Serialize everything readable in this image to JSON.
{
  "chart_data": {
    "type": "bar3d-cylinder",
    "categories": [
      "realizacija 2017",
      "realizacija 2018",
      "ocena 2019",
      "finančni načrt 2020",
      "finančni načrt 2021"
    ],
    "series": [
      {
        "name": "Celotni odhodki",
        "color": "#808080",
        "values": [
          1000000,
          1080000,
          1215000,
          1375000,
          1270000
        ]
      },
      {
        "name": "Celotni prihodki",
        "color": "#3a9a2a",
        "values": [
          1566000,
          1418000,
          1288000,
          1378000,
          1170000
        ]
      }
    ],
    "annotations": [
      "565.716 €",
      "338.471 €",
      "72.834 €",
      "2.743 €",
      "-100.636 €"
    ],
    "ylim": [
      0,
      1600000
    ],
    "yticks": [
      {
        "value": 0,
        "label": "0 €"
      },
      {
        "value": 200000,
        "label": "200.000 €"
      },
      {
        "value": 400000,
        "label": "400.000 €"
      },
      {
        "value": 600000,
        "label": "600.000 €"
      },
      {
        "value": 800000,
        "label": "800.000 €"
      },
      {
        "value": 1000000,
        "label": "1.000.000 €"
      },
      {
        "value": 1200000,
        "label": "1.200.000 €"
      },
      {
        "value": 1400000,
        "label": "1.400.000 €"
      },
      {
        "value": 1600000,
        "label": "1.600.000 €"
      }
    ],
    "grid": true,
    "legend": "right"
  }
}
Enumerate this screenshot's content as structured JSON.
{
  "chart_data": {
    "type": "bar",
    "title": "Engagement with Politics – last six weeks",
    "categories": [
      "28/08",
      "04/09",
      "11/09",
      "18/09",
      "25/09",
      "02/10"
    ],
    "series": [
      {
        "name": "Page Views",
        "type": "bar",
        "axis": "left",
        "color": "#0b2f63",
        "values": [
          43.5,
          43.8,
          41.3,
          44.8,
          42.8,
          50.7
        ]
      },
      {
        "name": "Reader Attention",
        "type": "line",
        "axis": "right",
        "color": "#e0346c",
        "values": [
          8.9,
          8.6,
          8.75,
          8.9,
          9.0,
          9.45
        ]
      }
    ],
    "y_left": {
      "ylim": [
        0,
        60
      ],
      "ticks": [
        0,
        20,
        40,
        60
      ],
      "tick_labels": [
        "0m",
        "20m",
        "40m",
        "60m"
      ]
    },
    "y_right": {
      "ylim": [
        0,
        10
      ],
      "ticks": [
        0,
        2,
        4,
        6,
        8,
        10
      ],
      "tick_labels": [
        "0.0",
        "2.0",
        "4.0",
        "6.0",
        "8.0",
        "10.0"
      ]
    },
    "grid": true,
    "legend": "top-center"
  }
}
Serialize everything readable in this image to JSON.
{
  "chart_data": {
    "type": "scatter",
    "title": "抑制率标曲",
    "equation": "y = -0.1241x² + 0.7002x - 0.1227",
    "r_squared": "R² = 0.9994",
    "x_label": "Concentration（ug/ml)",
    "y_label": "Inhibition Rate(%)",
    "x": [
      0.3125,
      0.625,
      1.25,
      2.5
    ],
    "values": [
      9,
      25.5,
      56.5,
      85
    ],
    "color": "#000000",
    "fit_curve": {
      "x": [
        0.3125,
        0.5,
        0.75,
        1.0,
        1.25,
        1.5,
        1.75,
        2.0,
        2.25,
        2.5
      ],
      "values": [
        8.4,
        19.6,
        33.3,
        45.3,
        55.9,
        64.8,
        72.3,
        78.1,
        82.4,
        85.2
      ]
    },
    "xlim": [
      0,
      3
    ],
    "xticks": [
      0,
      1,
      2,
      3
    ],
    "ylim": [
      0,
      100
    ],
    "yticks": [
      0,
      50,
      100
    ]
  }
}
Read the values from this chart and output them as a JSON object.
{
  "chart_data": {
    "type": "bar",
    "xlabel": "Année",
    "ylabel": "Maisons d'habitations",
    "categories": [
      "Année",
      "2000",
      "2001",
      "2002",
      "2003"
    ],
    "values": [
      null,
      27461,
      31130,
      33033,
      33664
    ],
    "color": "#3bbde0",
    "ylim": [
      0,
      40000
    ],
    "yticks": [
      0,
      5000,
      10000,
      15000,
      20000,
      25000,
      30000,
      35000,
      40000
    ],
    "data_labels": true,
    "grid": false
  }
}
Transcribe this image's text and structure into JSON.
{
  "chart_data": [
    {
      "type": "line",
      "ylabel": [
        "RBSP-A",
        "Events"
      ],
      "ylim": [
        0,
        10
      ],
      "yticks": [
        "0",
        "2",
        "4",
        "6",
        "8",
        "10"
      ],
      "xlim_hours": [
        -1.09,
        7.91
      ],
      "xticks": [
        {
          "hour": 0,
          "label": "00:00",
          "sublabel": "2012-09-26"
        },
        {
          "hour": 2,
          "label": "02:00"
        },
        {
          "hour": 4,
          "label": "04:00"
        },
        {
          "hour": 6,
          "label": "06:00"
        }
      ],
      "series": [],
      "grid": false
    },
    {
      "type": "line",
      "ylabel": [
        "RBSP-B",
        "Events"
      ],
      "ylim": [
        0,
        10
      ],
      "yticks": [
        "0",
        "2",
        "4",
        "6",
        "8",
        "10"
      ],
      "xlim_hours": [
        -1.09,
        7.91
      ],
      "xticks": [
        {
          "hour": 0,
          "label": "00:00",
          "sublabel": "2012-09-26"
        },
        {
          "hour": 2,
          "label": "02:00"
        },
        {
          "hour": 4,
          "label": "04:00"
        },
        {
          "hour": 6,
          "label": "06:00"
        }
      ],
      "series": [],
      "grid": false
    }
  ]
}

────

## Written problem:
Reproduce every line above without error.

## Problem solution:
Serialize everything readable in this image to JSON.
{
  "chart_data": {
    "type": "bar3d-cylinder",
    "categories": [
      "realizacija 2017",
      "realizacija 2018",
      "ocena 2019",
      "finančni načrt 2020",
      "finančni načrt 2021"
    ],
    "series": [
      {
        "name": "Celotni odhodki",
        "color": "#808080",
        "values": [
          1000000,
          1080000,
          1215000,
          1375000,
          1270000
        ]
      },
      {
        "name": "Celotni prihodki",
        "color": "#3a9a2a",
        "values": [
          1566000,
          1418000,
          1288000,
          1378000,
          1170000
        ]
      }
    ],
    "annotations": [
      "565.716 €",
      "338.471 €",
      "72.834 €",
      "2.743 €",
      "-100.636 €"
    ],
    "ylim": [
      0,
      1600000
    ],
    "yticks": [
      {
        "value": 0,
        "label": "0 €"
      },
      {
        "value": 200000,
        "label": "200.000 €"
      },
      {
        "value": 400000,
        "label": "400.000 €"
      },
      {
        "value": 600000,
        "label": "600.000 €"
      },
      {
        "value": 800000,
        "label": "800.000 €"
      },
      {
        "value": 1000000,
        "label": "1.000.000 €"
      },
      {
        "value": 1200000,
        "label": "1.200.000 €"
      },
      {
        "value": 1400000,
        "label": "1.400.000 €"
      },
      {
        "value": 1600000,
        "label": "1.600.000 €"
      }
    ],
    "grid": true,
    "legend": "right"
  }
}
Enumerate this screenshot's content as structured JSON.
{
  "chart_data": {
    "type": "bar",
    "title": "Engagement with Politics – last six weeks",
    "categories": [
      "28/08",
      "04/09",
      "11/09",
      "18/09",
      "25/09",
      "02/10"
    ],
    "series": [
      {
        "name": "Page Views",
        "type": "bar",
        "axis": "left",
        "color": "#0b2f63",
        "values": [
          43.5,
          43.8,
          41.3,
          44.8,
          42.8,
          50.7
        ]
      },
      {
        "name": "Reader Attention",
        "type": "line",
        "axis": "right",
        "color": "#e0346c",
        "values": [
          8.9,
          8.6,
          8.75,
          8.9,
          9.0,
          9.45
        ]
      }
    ],
    "y_left": {
      "ylim": [
        0,
        60
      ],
      "ticks": [
        0,
        20,
        40,
        60
      ],
      "tick_labels": [
        "0m",
        "20m",
        "40m",
        "60m"
      ]
    },
    "y_right": {
      "ylim": [
        0,
        10
      ],
      "ticks": [
        0,
        2,
        4,
        6,
        8,
        10
      ],
      "tick_labels": [
        "0.0",
        "2.0",
        "4.0",
        "6.0",
        "8.0",
        "10.0"
      ]
    },
    "grid": true,
    "legend": "top-center"
  }
}
Serialize everything readable in this image to JSON.
{
  "chart_data": {
    "type": "scatter",
    "title": "抑制率标曲",
    "equation": "y = -0.1241x² + 0.7002x - 0.1227",
    "r_squared": "R² = 0.9994",
    "x_label": "Concentration（ug/ml)",
    "y_label": "Inhibition Rate(%)",
    "x": [
      0.3125,
      0.625,
      1.25,
      2.5
    ],
    "values": [
      9,
      25.5,
      56.5,
      85
    ],
    "color": "#000000",
    "fit_curve": {
      "x": [
        0.3125,
        0.5,
        0.75,
        1.0,
        1.25,
        1.5,
        1.75,
        2.0,
        2.25,
        2.5
      ],
      "values": [
        8.4,
        19.6,
        33.3,
        45.3,
        55.9,
        64.8,
        72.3,
        78.1,
        82.4,
        85.2
      ]
    },
    "xlim": [
      0,
      3
    ],
    "xticks": [
      0,
      1,
      2,
      3
    ],
    "ylim": [
      0,
      100
    ],
    "yticks": [
      0,
      50,
      100
    ]
  }
}
Read the values from this chart and output them as a JSON object.
{
  "chart_data": {
    "type": "bar",
    "xlabel": "Année",
    "ylabel": "Maisons d'habitations",
    "categories": [
      "Année",
      "2000",
      "2001",
      "2002",
      "2003"
    ],
    "values": [
      null,
      27461,
      31130,
      33033,
      33664
    ],
    "color": "#3bbde0",
    "ylim": [
      0,
      40000
    ],
    "yticks": [
      0,
      5000,
      10000,
      15000,
      20000,
      25000,
      30000,
      35000,
      40000
    ],
    "data_labels": true,
    "grid": false
  }
}
Transcribe this image's text and structure into JSON.
{
  "chart_data": [
    {
      "type": "line",
      "ylabel": [
        "RBSP-A",
        "Events"
      ],
      "ylim": [
        0,
        10
      ],
      "yticks": [
        "0",
        "2",
        "4",
        "6",
        "8",
        "10"
      ],
      "xlim_hours": [
        -1.09,
        7.91
      ],
      "xticks": [
        {
          "hour": 0,
          "label": "00:00",
          "sublabel": "2012-09-26"
        },
        {
          "hour": 2,
          "label": "02:00"
        },
        {
          "hour": 4,
          "label": "04:00"
        },
        {
          "hour": 6,
          "label": "06:00"
        }
      ],
      "series": [],
      "grid": false
    },
    {
      "type": "line",
      "ylabel": [
        "RBSP-B",
        "Events"
      ],
      "ylim": [
        0,
        10
      ],
      "yticks": [
        "0",
        "2",
        "4",
        "6",
        "8",
        "10"
      ],
      "xlim_hours": [
        -1.09,
        7.91
      ],
      "xticks": [
        {
          "hour": 0,
          "label": "00:00",
          "sublabel": "2012-09-26"
        },
        {
          "hour": 2,
          "label": "02:00"
        },
        {
          "hour": 4,
          "label": "04:00"
        },
        {
          "hour": 6,
          "label": "06:00"
        }
      ],
      "series": [],
      "grid": false
    }
  ]
}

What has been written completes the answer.